→ **Given instruction**: From the records below, extract each entry that contains the string "line".
— BEGIN Material for the task —
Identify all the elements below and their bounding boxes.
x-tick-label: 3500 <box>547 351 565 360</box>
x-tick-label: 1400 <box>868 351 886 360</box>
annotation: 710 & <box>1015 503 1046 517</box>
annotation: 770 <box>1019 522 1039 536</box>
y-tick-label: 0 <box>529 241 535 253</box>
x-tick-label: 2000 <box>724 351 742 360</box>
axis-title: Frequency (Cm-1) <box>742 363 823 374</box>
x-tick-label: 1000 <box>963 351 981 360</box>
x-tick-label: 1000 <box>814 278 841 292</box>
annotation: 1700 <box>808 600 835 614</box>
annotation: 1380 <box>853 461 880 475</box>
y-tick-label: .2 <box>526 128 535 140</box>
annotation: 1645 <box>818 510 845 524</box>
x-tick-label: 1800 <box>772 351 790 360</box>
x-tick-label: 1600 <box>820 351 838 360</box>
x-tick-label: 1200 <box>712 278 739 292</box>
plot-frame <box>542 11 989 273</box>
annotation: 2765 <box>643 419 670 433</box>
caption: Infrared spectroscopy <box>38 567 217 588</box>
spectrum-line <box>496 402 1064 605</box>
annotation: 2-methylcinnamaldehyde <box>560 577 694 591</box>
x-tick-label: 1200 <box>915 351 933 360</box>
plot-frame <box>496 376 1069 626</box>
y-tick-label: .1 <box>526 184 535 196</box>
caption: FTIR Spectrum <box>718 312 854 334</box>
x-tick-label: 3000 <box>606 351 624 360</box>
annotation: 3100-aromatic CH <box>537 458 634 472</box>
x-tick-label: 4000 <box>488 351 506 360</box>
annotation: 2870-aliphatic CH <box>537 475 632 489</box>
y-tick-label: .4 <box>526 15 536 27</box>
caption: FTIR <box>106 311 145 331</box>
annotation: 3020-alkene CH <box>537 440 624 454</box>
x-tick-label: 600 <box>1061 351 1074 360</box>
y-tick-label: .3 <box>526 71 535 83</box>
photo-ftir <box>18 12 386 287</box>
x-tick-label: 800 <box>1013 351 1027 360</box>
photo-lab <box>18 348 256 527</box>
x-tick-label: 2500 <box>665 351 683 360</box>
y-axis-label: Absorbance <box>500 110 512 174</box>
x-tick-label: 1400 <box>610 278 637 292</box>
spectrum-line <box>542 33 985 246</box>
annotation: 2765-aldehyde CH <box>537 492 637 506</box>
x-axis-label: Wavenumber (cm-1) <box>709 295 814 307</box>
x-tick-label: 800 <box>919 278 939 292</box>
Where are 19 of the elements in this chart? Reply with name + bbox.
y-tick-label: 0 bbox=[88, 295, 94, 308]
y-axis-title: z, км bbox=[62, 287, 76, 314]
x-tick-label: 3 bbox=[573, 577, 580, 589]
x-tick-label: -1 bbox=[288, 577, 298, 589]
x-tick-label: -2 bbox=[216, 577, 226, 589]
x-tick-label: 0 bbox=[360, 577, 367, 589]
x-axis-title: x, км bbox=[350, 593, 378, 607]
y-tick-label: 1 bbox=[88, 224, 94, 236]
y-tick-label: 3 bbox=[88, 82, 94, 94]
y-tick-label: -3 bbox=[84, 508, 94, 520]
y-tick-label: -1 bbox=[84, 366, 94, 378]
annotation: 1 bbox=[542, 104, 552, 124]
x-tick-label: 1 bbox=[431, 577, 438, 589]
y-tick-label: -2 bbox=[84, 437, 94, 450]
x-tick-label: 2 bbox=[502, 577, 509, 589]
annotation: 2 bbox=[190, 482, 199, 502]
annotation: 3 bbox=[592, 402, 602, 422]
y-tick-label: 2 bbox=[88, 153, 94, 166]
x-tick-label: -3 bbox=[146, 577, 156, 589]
— END Material for the task —
→ **Result of this exercise**:
spectrum-line <box>496 402 1064 605</box>
spectrum-line <box>542 33 985 246</box>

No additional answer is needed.